_Aim_. Every line of the listing must be reproduced as it stands. Leave the images behind.

_Information supplied_.

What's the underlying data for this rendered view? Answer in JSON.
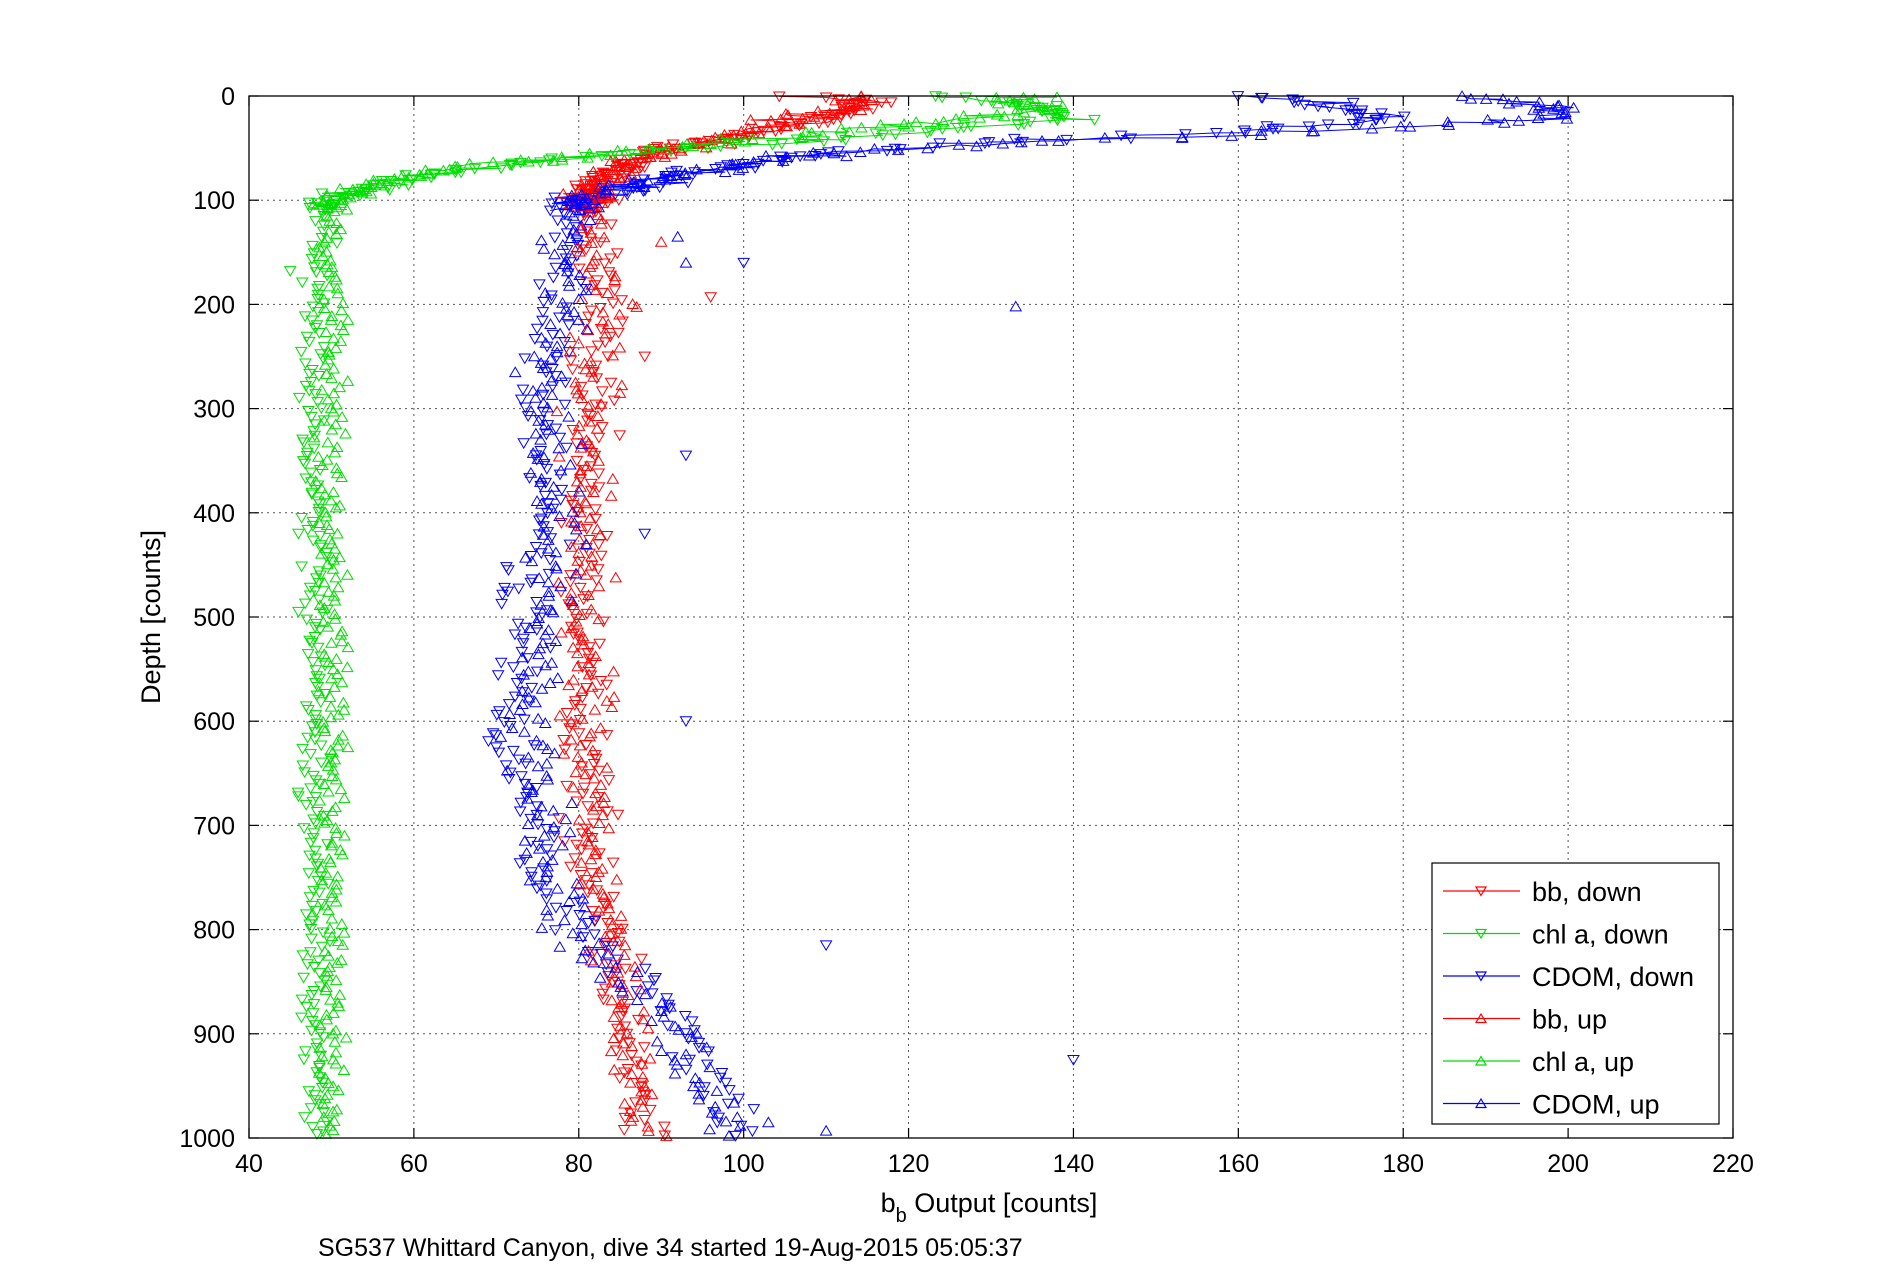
{
  "chart_data": {
    "type": "scatter",
    "xlabel_main": "b",
    "xlabel_sub": "b",
    "xlabel_rest": " Output [counts]",
    "ylabel": "Depth [counts]",
    "caption": "SG537 Whittard Canyon, dive 34 started 19-Aug-2015 05:05:37",
    "xlim": [
      40,
      220
    ],
    "ylim": [
      0,
      1000
    ],
    "y_reversed": true,
    "grid": true,
    "legend_position": "bottom-right",
    "xticks": [
      40,
      60,
      80,
      100,
      120,
      140,
      160,
      180,
      200,
      220
    ],
    "yticks": [
      0,
      100,
      200,
      300,
      400,
      500,
      600,
      700,
      800,
      900,
      1000
    ],
    "series": [
      {
        "name": "bb, down",
        "color": "#ff0000",
        "marker": "triangle-down",
        "profile": [
          [
            108,
            0
          ],
          [
            116,
            5
          ],
          [
            113,
            12
          ],
          [
            110,
            20
          ],
          [
            105,
            30
          ],
          [
            97,
            42
          ],
          [
            90,
            52
          ],
          [
            86,
            65
          ],
          [
            82,
            80
          ],
          [
            81,
            95
          ],
          [
            81,
            110
          ],
          [
            82,
            150
          ],
          [
            83,
            200
          ],
          [
            82,
            250
          ],
          [
            81,
            300
          ],
          [
            81,
            350
          ],
          [
            81,
            400
          ],
          [
            81,
            450
          ],
          [
            80,
            500
          ],
          [
            81,
            550
          ],
          [
            81,
            600
          ],
          [
            81,
            650
          ],
          [
            81,
            700
          ],
          [
            82,
            750
          ],
          [
            84,
            800
          ],
          [
            85,
            850
          ],
          [
            86,
            900
          ],
          [
            87,
            950
          ],
          [
            88,
            1000
          ]
        ],
        "outliers": [
          [
            96,
            193
          ],
          [
            88,
            250
          ]
        ]
      },
      {
        "name": "chl a, down",
        "color": "#00dd00",
        "marker": "triangle-down",
        "profile": [
          [
            125,
            0
          ],
          [
            134,
            8
          ],
          [
            140,
            22
          ],
          [
            122,
            35
          ],
          [
            95,
            50
          ],
          [
            75,
            62
          ],
          [
            60,
            78
          ],
          [
            55,
            88
          ],
          [
            50,
            100
          ],
          [
            49,
            120
          ],
          [
            48,
            150
          ],
          [
            48,
            200
          ],
          [
            48,
            250
          ],
          [
            48,
            300
          ],
          [
            48,
            350
          ],
          [
            48,
            400
          ],
          [
            48,
            450
          ],
          [
            48,
            500
          ],
          [
            48,
            550
          ],
          [
            48,
            600
          ],
          [
            48,
            650
          ],
          [
            48,
            700
          ],
          [
            48,
            750
          ],
          [
            48,
            800
          ],
          [
            48,
            850
          ],
          [
            48,
            900
          ],
          [
            48,
            950
          ],
          [
            48,
            1000
          ]
        ],
        "outliers": [
          [
            46,
            420
          ],
          [
            45,
            168
          ],
          [
            46,
            495
          ],
          [
            46,
            672
          ]
        ]
      },
      {
        "name": "CDOM, down",
        "color": "#0000ff",
        "marker": "triangle-down",
        "profile": [
          [
            163,
            0
          ],
          [
            172,
            10
          ],
          [
            180,
            22
          ],
          [
            160,
            35
          ],
          [
            135,
            42
          ],
          [
            110,
            55
          ],
          [
            95,
            72
          ],
          [
            88,
            88
          ],
          [
            79,
            100
          ],
          [
            78,
            150
          ],
          [
            77,
            200
          ],
          [
            77,
            250
          ],
          [
            75,
            300
          ],
          [
            76,
            350
          ],
          [
            77,
            400
          ],
          [
            74,
            450
          ],
          [
            73,
            500
          ],
          [
            73,
            550
          ],
          [
            72,
            600
          ],
          [
            73,
            650
          ],
          [
            74,
            700
          ],
          [
            76,
            750
          ],
          [
            80,
            800
          ],
          [
            88,
            850
          ],
          [
            94,
            900
          ],
          [
            97,
            950
          ],
          [
            99,
            1000
          ]
        ],
        "outliers": [
          [
            100,
            160
          ],
          [
            93,
            345
          ],
          [
            88,
            420
          ],
          [
            93,
            600
          ],
          [
            110,
            815
          ],
          [
            140,
            925
          ],
          [
            71,
            472
          ],
          [
            70,
            625
          ]
        ]
      },
      {
        "name": "bb, up",
        "color": "#ff0000",
        "marker": "triangle-up",
        "profile": [
          [
            115,
            0
          ],
          [
            113,
            10
          ],
          [
            105,
            25
          ],
          [
            97,
            40
          ],
          [
            92,
            50
          ],
          [
            88,
            60
          ],
          [
            85,
            70
          ],
          [
            83,
            82
          ],
          [
            81,
            95
          ],
          [
            81,
            110
          ],
          [
            82,
            150
          ],
          [
            83,
            200
          ],
          [
            82,
            250
          ],
          [
            81,
            300
          ],
          [
            81,
            350
          ],
          [
            81,
            400
          ],
          [
            81,
            450
          ],
          [
            80,
            500
          ],
          [
            81,
            550
          ],
          [
            81,
            600
          ],
          [
            81,
            650
          ],
          [
            81,
            700
          ],
          [
            82,
            750
          ],
          [
            84,
            800
          ],
          [
            85,
            850
          ],
          [
            86,
            900
          ],
          [
            87,
            950
          ],
          [
            88,
            1000
          ]
        ],
        "outliers": [
          [
            90,
            140
          ],
          [
            85,
            285
          ]
        ]
      },
      {
        "name": "chl a, up",
        "color": "#00dd00",
        "marker": "triangle-up",
        "profile": [
          [
            135,
            0
          ],
          [
            136,
            12
          ],
          [
            125,
            25
          ],
          [
            100,
            42
          ],
          [
            80,
            58
          ],
          [
            62,
            72
          ],
          [
            55,
            85
          ],
          [
            52,
            95
          ],
          [
            50,
            105
          ],
          [
            50,
            150
          ],
          [
            50,
            200
          ],
          [
            50,
            250
          ],
          [
            50,
            300
          ],
          [
            50,
            350
          ],
          [
            50,
            400
          ],
          [
            50,
            450
          ],
          [
            50,
            500
          ],
          [
            50,
            550
          ],
          [
            50,
            600
          ],
          [
            50,
            650
          ],
          [
            50,
            700
          ],
          [
            50,
            750
          ],
          [
            50,
            800
          ],
          [
            50,
            850
          ],
          [
            50,
            900
          ],
          [
            50,
            950
          ],
          [
            50,
            1000
          ]
        ],
        "outliers": [
          [
            52,
            215
          ],
          [
            52,
            625
          ]
        ]
      },
      {
        "name": "CDOM, up",
        "color": "#0000ff",
        "marker": "triangle-up",
        "profile": [
          [
            190,
            0
          ],
          [
            198,
            10
          ],
          [
            200,
            18
          ],
          [
            185,
            28
          ],
          [
            155,
            38
          ],
          [
            130,
            45
          ],
          [
            110,
            55
          ],
          [
            98,
            68
          ],
          [
            88,
            82
          ],
          [
            81,
            95
          ],
          [
            79,
            130
          ],
          [
            78,
            200
          ],
          [
            77,
            250
          ],
          [
            76,
            300
          ],
          [
            77,
            350
          ],
          [
            78,
            400
          ],
          [
            77,
            450
          ],
          [
            76,
            500
          ],
          [
            75,
            550
          ],
          [
            74,
            600
          ],
          [
            75,
            650
          ],
          [
            76,
            700
          ],
          [
            77,
            750
          ],
          [
            79,
            800
          ],
          [
            86,
            850
          ],
          [
            92,
            900
          ],
          [
            95,
            950
          ],
          [
            98,
            1000
          ]
        ],
        "outliers": [
          [
            92,
            135
          ],
          [
            93,
            160
          ],
          [
            133,
            202
          ],
          [
            103,
            985
          ],
          [
            110,
            993
          ]
        ]
      }
    ]
  }
}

_Problem solution_.
What's the underlying data for this rendered view? Answer in JSON.
{
  "chart_data": {
    "type": "scatter",
    "xlabel_main": "b",
    "xlabel_sub": "b",
    "xlabel_rest": " Output [counts]",
    "ylabel": "Depth [counts]",
    "caption": "SG537 Whittard Canyon, dive 34 started 19-Aug-2015 05:05:37",
    "xlim": [
      40,
      220
    ],
    "ylim": [
      0,
      1000
    ],
    "y_reversed": true,
    "grid": true,
    "legend_position": "bottom-right",
    "xticks": [
      40,
      60,
      80,
      100,
      120,
      140,
      160,
      180,
      200,
      220
    ],
    "yticks": [
      0,
      100,
      200,
      300,
      400,
      500,
      600,
      700,
      800,
      900,
      1000
    ],
    "series": [
      {
        "name": "bb, down",
        "color": "#ff0000",
        "marker": "triangle-down",
        "profile": [
          [
            108,
            0
          ],
          [
            116,
            5
          ],
          [
            113,
            12
          ],
          [
            110,
            20
          ],
          [
            105,
            30
          ],
          [
            97,
            42
          ],
          [
            90,
            52
          ],
          [
            86,
            65
          ],
          [
            82,
            80
          ],
          [
            81,
            95
          ],
          [
            81,
            110
          ],
          [
            82,
            150
          ],
          [
            83,
            200
          ],
          [
            82,
            250
          ],
          [
            81,
            300
          ],
          [
            81,
            350
          ],
          [
            81,
            400
          ],
          [
            81,
            450
          ],
          [
            80,
            500
          ],
          [
            81,
            550
          ],
          [
            81,
            600
          ],
          [
            81,
            650
          ],
          [
            81,
            700
          ],
          [
            82,
            750
          ],
          [
            84,
            800
          ],
          [
            85,
            850
          ],
          [
            86,
            900
          ],
          [
            87,
            950
          ],
          [
            88,
            1000
          ]
        ],
        "outliers": [
          [
            96,
            193
          ],
          [
            88,
            250
          ]
        ]
      },
      {
        "name": "chl a, down",
        "color": "#00dd00",
        "marker": "triangle-down",
        "profile": [
          [
            125,
            0
          ],
          [
            134,
            8
          ],
          [
            140,
            22
          ],
          [
            122,
            35
          ],
          [
            95,
            50
          ],
          [
            75,
            62
          ],
          [
            60,
            78
          ],
          [
            55,
            88
          ],
          [
            50,
            100
          ],
          [
            49,
            120
          ],
          [
            48,
            150
          ],
          [
            48,
            200
          ],
          [
            48,
            250
          ],
          [
            48,
            300
          ],
          [
            48,
            350
          ],
          [
            48,
            400
          ],
          [
            48,
            450
          ],
          [
            48,
            500
          ],
          [
            48,
            550
          ],
          [
            48,
            600
          ],
          [
            48,
            650
          ],
          [
            48,
            700
          ],
          [
            48,
            750
          ],
          [
            48,
            800
          ],
          [
            48,
            850
          ],
          [
            48,
            900
          ],
          [
            48,
            950
          ],
          [
            48,
            1000
          ]
        ],
        "outliers": [
          [
            46,
            420
          ],
          [
            45,
            168
          ],
          [
            46,
            495
          ],
          [
            46,
            672
          ]
        ]
      },
      {
        "name": "CDOM, down",
        "color": "#0000ff",
        "marker": "triangle-down",
        "profile": [
          [
            163,
            0
          ],
          [
            172,
            10
          ],
          [
            180,
            22
          ],
          [
            160,
            35
          ],
          [
            135,
            42
          ],
          [
            110,
            55
          ],
          [
            95,
            72
          ],
          [
            88,
            88
          ],
          [
            79,
            100
          ],
          [
            78,
            150
          ],
          [
            77,
            200
          ],
          [
            77,
            250
          ],
          [
            75,
            300
          ],
          [
            76,
            350
          ],
          [
            77,
            400
          ],
          [
            74,
            450
          ],
          [
            73,
            500
          ],
          [
            73,
            550
          ],
          [
            72,
            600
          ],
          [
            73,
            650
          ],
          [
            74,
            700
          ],
          [
            76,
            750
          ],
          [
            80,
            800
          ],
          [
            88,
            850
          ],
          [
            94,
            900
          ],
          [
            97,
            950
          ],
          [
            99,
            1000
          ]
        ],
        "outliers": [
          [
            100,
            160
          ],
          [
            93,
            345
          ],
          [
            88,
            420
          ],
          [
            93,
            600
          ],
          [
            110,
            815
          ],
          [
            140,
            925
          ],
          [
            71,
            472
          ],
          [
            70,
            625
          ]
        ]
      },
      {
        "name": "bb, up",
        "color": "#ff0000",
        "marker": "triangle-up",
        "profile": [
          [
            115,
            0
          ],
          [
            113,
            10
          ],
          [
            105,
            25
          ],
          [
            97,
            40
          ],
          [
            92,
            50
          ],
          [
            88,
            60
          ],
          [
            85,
            70
          ],
          [
            83,
            82
          ],
          [
            81,
            95
          ],
          [
            81,
            110
          ],
          [
            82,
            150
          ],
          [
            83,
            200
          ],
          [
            82,
            250
          ],
          [
            81,
            300
          ],
          [
            81,
            350
          ],
          [
            81,
            400
          ],
          [
            81,
            450
          ],
          [
            80,
            500
          ],
          [
            81,
            550
          ],
          [
            81,
            600
          ],
          [
            81,
            650
          ],
          [
            81,
            700
          ],
          [
            82,
            750
          ],
          [
            84,
            800
          ],
          [
            85,
            850
          ],
          [
            86,
            900
          ],
          [
            87,
            950
          ],
          [
            88,
            1000
          ]
        ],
        "outliers": [
          [
            90,
            140
          ],
          [
            85,
            285
          ]
        ]
      },
      {
        "name": "chl a, up",
        "color": "#00dd00",
        "marker": "triangle-up",
        "profile": [
          [
            135,
            0
          ],
          [
            136,
            12
          ],
          [
            125,
            25
          ],
          [
            100,
            42
          ],
          [
            80,
            58
          ],
          [
            62,
            72
          ],
          [
            55,
            85
          ],
          [
            52,
            95
          ],
          [
            50,
            105
          ],
          [
            50,
            150
          ],
          [
            50,
            200
          ],
          [
            50,
            250
          ],
          [
            50,
            300
          ],
          [
            50,
            350
          ],
          [
            50,
            400
          ],
          [
            50,
            450
          ],
          [
            50,
            500
          ],
          [
            50,
            550
          ],
          [
            50,
            600
          ],
          [
            50,
            650
          ],
          [
            50,
            700
          ],
          [
            50,
            750
          ],
          [
            50,
            800
          ],
          [
            50,
            850
          ],
          [
            50,
            900
          ],
          [
            50,
            950
          ],
          [
            50,
            1000
          ]
        ],
        "outliers": [
          [
            52,
            215
          ],
          [
            52,
            625
          ]
        ]
      },
      {
        "name": "CDOM, up",
        "color": "#0000ff",
        "marker": "triangle-up",
        "profile": [
          [
            190,
            0
          ],
          [
            198,
            10
          ],
          [
            200,
            18
          ],
          [
            185,
            28
          ],
          [
            155,
            38
          ],
          [
            130,
            45
          ],
          [
            110,
            55
          ],
          [
            98,
            68
          ],
          [
            88,
            82
          ],
          [
            81,
            95
          ],
          [
            79,
            130
          ],
          [
            78,
            200
          ],
          [
            77,
            250
          ],
          [
            76,
            300
          ],
          [
            77,
            350
          ],
          [
            78,
            400
          ],
          [
            77,
            450
          ],
          [
            76,
            500
          ],
          [
            75,
            550
          ],
          [
            74,
            600
          ],
          [
            75,
            650
          ],
          [
            76,
            700
          ],
          [
            77,
            750
          ],
          [
            79,
            800
          ],
          [
            86,
            850
          ],
          [
            92,
            900
          ],
          [
            95,
            950
          ],
          [
            98,
            1000
          ]
        ],
        "outliers": [
          [
            92,
            135
          ],
          [
            93,
            160
          ],
          [
            133,
            202
          ],
          [
            103,
            985
          ],
          [
            110,
            993
          ]
        ]
      }
    ]
  }
}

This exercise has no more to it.